# Stated problem
Can you transcribe the data exactly? Leave the pictures out.

# Excerpted data
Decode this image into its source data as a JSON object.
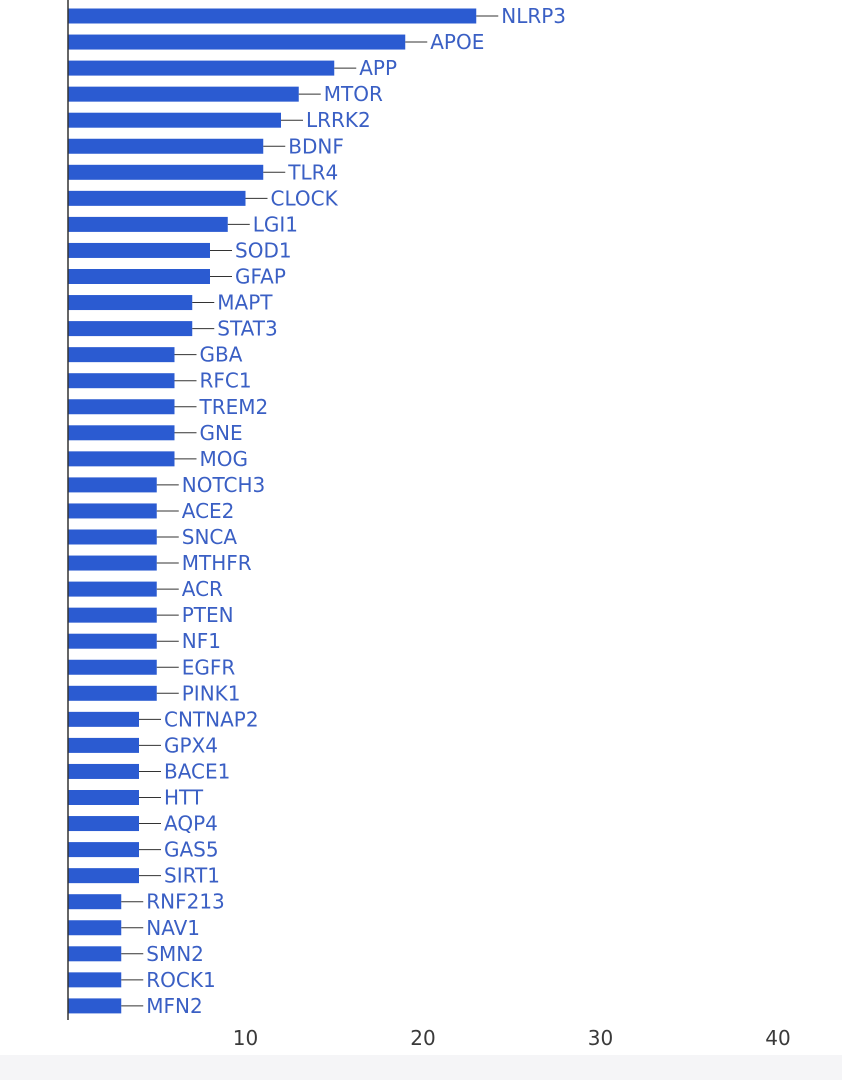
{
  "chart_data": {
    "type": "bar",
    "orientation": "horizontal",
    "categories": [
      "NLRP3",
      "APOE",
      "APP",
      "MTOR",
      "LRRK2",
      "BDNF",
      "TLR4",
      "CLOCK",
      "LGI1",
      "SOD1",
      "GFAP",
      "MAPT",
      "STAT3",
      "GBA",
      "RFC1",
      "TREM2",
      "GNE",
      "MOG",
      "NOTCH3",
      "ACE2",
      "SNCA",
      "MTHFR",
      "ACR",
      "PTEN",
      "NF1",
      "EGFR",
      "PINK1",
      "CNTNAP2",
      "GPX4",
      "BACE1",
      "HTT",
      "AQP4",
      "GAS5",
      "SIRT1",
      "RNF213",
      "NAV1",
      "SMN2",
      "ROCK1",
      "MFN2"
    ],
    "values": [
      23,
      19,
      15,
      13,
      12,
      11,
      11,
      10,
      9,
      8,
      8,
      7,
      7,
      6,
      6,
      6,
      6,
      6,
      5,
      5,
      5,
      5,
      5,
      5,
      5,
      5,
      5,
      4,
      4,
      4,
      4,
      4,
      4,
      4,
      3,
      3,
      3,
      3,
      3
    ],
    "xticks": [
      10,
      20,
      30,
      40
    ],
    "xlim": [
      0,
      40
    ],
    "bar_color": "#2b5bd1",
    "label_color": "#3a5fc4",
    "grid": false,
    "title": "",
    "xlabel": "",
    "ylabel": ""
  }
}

# Exercise response
Decode this image into its source data as a JSON object.
{
  "chart_data": {
    "type": "bar",
    "orientation": "horizontal",
    "categories": [
      "NLRP3",
      "APOE",
      "APP",
      "MTOR",
      "LRRK2",
      "BDNF",
      "TLR4",
      "CLOCK",
      "LGI1",
      "SOD1",
      "GFAP",
      "MAPT",
      "STAT3",
      "GBA",
      "RFC1",
      "TREM2",
      "GNE",
      "MOG",
      "NOTCH3",
      "ACE2",
      "SNCA",
      "MTHFR",
      "ACR",
      "PTEN",
      "NF1",
      "EGFR",
      "PINK1",
      "CNTNAP2",
      "GPX4",
      "BACE1",
      "HTT",
      "AQP4",
      "GAS5",
      "SIRT1",
      "RNF213",
      "NAV1",
      "SMN2",
      "ROCK1",
      "MFN2"
    ],
    "values": [
      23,
      19,
      15,
      13,
      12,
      11,
      11,
      10,
      9,
      8,
      8,
      7,
      7,
      6,
      6,
      6,
      6,
      6,
      5,
      5,
      5,
      5,
      5,
      5,
      5,
      5,
      5,
      4,
      4,
      4,
      4,
      4,
      4,
      4,
      3,
      3,
      3,
      3,
      3
    ],
    "xticks": [
      10,
      20,
      30,
      40
    ],
    "xlim": [
      0,
      40
    ],
    "bar_color": "#2b5bd1",
    "label_color": "#3a5fc4",
    "grid": false,
    "title": "",
    "xlabel": "",
    "ylabel": ""
  }
}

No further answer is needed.